====== Data listing

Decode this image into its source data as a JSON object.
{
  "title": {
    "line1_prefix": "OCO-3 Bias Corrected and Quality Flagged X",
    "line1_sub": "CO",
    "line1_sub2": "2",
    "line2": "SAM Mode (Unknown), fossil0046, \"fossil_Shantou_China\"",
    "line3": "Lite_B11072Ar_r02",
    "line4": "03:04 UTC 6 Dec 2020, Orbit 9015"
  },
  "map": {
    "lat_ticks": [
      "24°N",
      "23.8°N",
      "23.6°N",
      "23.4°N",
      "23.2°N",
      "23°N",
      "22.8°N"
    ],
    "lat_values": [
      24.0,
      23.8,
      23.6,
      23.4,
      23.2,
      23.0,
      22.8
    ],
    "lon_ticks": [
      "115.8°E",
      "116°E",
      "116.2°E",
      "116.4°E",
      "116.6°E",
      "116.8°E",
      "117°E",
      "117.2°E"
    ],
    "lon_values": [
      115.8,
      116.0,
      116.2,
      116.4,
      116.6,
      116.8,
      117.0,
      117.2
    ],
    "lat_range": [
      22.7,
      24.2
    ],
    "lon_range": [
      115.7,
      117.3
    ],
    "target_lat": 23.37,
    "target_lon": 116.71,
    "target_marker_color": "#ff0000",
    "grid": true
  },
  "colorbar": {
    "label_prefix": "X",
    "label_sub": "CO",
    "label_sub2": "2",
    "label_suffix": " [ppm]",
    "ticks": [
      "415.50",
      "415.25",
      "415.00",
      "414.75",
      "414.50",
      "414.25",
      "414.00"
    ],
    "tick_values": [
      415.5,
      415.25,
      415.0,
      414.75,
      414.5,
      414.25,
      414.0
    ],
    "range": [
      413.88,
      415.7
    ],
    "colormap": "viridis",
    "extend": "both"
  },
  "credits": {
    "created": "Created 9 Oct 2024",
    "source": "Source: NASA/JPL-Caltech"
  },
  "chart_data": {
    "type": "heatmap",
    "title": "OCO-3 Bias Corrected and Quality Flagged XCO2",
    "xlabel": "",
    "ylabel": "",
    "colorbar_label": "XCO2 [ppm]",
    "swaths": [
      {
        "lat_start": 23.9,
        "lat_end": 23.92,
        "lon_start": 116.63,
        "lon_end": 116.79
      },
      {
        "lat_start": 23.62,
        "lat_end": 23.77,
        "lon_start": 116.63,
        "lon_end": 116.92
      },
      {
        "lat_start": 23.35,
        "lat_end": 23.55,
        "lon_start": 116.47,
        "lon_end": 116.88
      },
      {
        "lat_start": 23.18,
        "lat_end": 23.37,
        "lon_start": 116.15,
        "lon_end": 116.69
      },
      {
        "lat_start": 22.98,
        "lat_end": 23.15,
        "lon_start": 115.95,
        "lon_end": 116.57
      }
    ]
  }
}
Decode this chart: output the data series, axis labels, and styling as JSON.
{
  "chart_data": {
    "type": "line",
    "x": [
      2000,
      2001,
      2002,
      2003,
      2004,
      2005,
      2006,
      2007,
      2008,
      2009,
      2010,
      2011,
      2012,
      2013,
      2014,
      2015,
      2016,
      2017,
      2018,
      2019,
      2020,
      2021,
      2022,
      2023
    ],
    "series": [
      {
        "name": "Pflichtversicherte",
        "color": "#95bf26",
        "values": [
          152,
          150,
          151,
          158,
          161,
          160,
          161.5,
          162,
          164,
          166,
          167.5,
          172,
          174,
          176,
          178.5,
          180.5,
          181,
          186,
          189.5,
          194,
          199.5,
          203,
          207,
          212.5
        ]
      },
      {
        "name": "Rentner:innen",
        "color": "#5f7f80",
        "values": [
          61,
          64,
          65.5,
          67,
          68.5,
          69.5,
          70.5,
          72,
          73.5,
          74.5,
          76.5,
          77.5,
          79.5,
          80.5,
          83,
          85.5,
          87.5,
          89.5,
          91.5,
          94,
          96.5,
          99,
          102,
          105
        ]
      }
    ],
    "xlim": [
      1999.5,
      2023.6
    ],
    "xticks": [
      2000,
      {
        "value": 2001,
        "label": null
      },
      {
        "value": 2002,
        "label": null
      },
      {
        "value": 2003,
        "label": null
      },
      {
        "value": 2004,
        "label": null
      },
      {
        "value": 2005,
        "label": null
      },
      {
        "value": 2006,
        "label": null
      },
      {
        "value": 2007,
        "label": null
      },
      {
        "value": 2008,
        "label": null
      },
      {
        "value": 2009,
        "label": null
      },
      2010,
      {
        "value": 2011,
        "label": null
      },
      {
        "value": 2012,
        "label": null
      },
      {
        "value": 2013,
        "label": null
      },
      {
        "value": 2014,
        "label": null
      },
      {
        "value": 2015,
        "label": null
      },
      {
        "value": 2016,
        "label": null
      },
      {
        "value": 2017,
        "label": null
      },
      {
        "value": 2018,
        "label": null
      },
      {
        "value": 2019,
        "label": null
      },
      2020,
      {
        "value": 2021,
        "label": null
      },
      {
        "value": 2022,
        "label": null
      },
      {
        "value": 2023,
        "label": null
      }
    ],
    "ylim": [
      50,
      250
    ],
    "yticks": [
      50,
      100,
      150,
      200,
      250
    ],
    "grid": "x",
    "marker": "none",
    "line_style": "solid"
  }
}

============

**Exercise**
Pick each line holding the word "Corrected" out of the listing.

**Task response**
    "line1_prefix": "OCO-3 Bias Corrected and Quality Flagged X",
    "title": "OCO-3 Bias Corrected and Quality Flagged XCO2",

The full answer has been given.